### GIVEN PROBLEM
Hunt for the word "функціональних" across the entries below, copying each line that holds it.

--- --- ---

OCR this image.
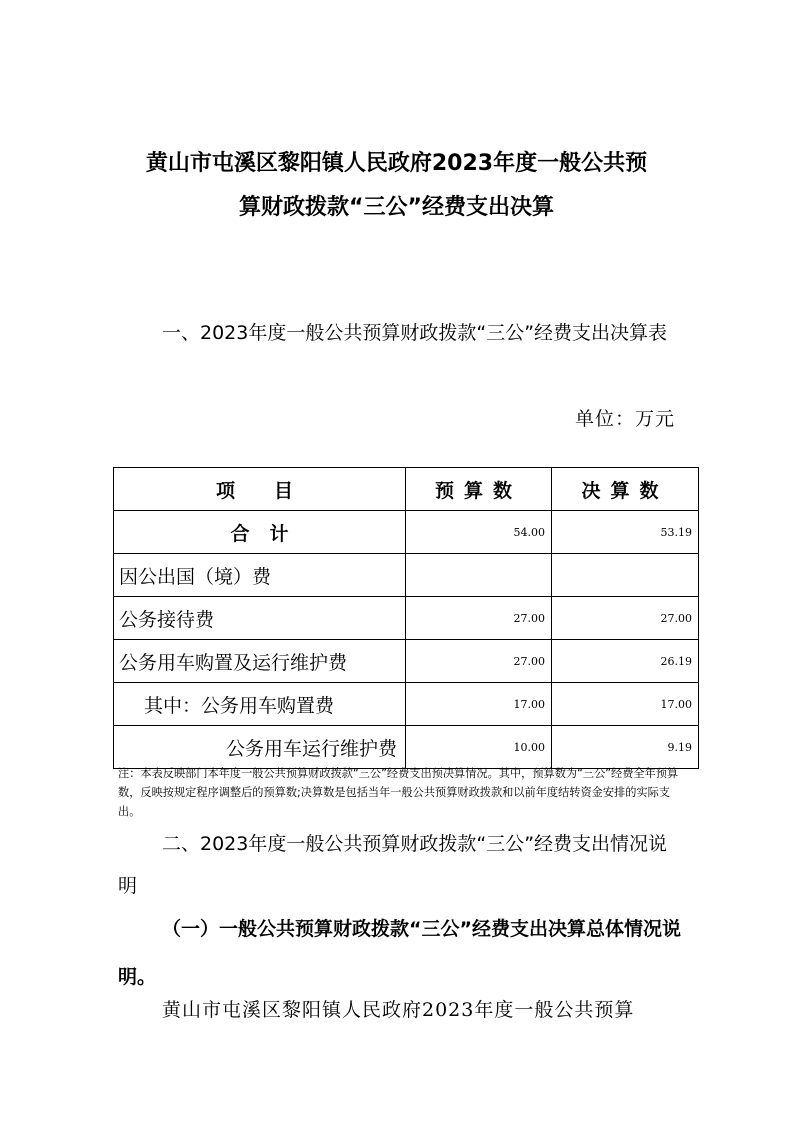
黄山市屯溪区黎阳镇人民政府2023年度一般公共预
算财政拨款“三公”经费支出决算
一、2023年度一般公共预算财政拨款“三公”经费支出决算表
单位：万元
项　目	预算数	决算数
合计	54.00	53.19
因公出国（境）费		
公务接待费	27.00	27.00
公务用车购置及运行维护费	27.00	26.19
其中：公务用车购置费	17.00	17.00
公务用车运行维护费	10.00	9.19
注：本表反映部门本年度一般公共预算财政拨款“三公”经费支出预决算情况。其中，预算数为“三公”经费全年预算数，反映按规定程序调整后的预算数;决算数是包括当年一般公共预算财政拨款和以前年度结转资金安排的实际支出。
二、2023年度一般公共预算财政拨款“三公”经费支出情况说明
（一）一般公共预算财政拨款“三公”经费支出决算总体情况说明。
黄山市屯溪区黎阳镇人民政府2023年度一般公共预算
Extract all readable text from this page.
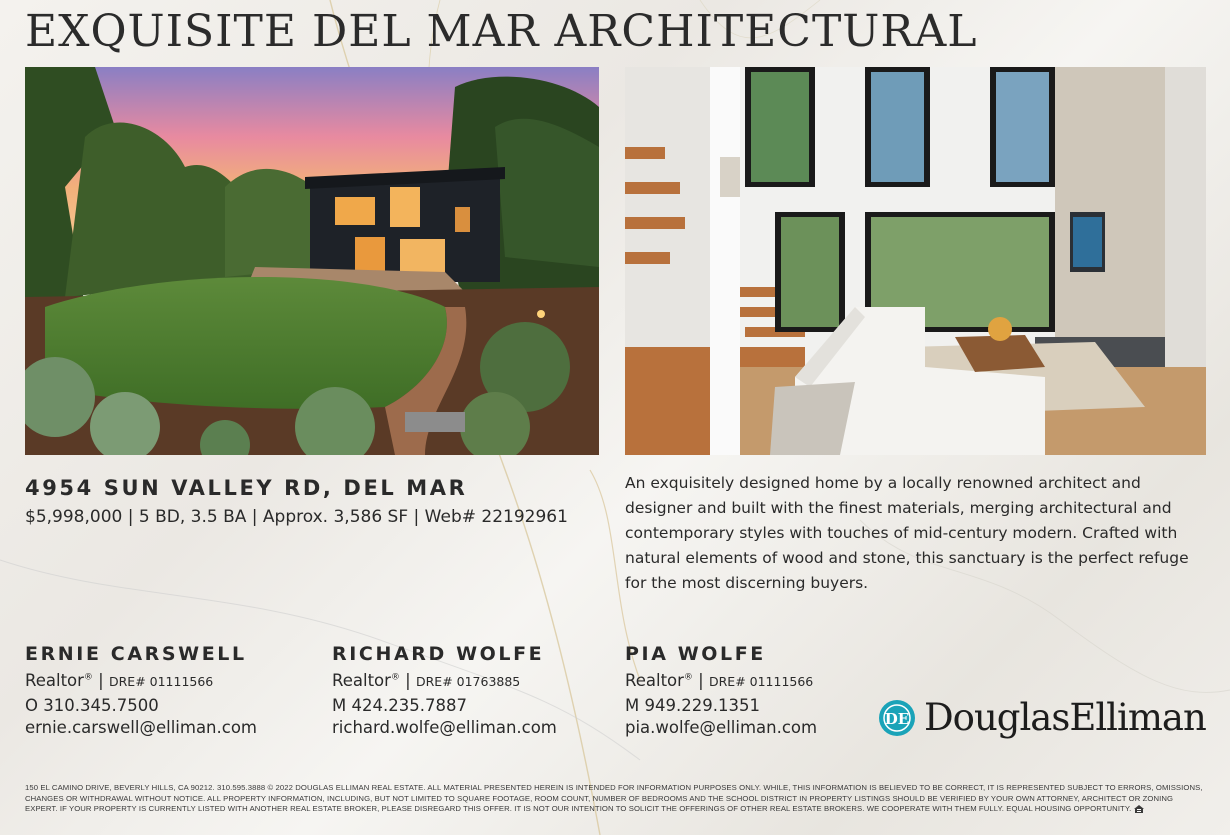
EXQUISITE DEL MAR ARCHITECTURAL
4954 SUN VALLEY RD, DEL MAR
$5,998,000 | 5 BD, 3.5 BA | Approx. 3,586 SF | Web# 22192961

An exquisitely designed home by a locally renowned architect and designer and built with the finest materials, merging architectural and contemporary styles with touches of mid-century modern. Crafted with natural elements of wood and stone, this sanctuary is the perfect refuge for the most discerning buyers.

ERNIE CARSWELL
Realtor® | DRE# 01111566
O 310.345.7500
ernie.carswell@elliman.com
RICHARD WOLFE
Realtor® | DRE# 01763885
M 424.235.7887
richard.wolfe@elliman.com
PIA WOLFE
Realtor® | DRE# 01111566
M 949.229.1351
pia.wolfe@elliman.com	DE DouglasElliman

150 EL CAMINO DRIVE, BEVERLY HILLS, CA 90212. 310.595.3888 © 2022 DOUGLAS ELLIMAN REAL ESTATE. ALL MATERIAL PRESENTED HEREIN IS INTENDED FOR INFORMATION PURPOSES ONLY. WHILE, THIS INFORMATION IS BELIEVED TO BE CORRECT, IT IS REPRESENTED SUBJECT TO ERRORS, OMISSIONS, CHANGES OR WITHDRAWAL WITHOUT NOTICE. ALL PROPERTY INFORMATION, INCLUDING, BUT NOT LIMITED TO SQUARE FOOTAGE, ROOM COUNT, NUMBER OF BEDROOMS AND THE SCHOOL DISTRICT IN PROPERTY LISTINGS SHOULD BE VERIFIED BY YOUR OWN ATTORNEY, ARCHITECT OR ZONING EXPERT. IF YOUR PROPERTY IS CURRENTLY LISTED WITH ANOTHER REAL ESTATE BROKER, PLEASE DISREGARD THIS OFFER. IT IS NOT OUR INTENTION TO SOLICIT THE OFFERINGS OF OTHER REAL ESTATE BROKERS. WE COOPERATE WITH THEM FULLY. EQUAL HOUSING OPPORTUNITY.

--- --- ---

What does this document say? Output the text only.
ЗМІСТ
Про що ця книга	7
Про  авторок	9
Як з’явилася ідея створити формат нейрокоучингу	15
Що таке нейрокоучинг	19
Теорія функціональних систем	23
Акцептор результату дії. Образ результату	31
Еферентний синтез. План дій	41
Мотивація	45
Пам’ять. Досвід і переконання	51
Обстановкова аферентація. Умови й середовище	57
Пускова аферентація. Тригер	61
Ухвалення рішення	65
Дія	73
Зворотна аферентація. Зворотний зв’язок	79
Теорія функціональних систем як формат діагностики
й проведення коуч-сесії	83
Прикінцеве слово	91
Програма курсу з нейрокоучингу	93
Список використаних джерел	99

--- --- ---

### RESULT BELOW
Теорія функціональних систем	23
Теорія функціональних систем як формат діагностики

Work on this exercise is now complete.